-- Task prompt --
The answer must consist of each line below that holds the word "tissues", copied as it stands.

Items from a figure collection

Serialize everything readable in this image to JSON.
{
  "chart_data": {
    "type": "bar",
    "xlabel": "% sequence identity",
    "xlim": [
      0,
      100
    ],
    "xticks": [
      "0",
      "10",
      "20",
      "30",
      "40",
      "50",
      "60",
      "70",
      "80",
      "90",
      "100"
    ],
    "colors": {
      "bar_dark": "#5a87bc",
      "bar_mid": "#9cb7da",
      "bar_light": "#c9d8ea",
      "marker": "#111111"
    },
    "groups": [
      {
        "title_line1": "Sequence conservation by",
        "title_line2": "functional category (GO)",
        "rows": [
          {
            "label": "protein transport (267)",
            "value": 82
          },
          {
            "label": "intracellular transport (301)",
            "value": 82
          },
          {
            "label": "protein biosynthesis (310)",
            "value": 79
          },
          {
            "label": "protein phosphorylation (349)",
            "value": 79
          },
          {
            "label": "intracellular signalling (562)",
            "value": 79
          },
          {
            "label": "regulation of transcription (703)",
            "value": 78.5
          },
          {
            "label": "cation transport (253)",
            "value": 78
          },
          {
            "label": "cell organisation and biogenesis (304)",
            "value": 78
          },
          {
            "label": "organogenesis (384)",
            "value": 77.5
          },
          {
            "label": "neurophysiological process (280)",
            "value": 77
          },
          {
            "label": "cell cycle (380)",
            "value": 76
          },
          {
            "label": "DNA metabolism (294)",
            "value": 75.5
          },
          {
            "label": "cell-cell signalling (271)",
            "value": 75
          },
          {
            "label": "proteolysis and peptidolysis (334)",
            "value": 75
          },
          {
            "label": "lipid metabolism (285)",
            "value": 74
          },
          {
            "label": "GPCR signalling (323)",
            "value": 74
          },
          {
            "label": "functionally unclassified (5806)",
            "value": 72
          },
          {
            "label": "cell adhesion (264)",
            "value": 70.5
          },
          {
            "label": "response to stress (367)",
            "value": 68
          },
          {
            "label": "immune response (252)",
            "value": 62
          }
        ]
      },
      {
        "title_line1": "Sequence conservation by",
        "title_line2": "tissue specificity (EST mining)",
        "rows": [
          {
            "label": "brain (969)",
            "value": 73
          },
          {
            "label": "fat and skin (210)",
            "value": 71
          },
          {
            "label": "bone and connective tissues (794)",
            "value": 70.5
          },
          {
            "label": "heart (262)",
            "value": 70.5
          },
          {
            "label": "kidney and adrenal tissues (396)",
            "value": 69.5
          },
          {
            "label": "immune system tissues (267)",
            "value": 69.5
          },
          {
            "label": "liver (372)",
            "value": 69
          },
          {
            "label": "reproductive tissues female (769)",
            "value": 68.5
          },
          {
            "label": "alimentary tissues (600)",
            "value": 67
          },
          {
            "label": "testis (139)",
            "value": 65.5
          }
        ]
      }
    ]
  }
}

-- Answer below --
            "label": "bone and connective tissues (794)",
            "label": "kidney and adrenal tissues (396)",
            "label": "immune system tissues (267)",
            "label": "reproductive tissues female (769)",
            "label": "alimentary tissues (600)",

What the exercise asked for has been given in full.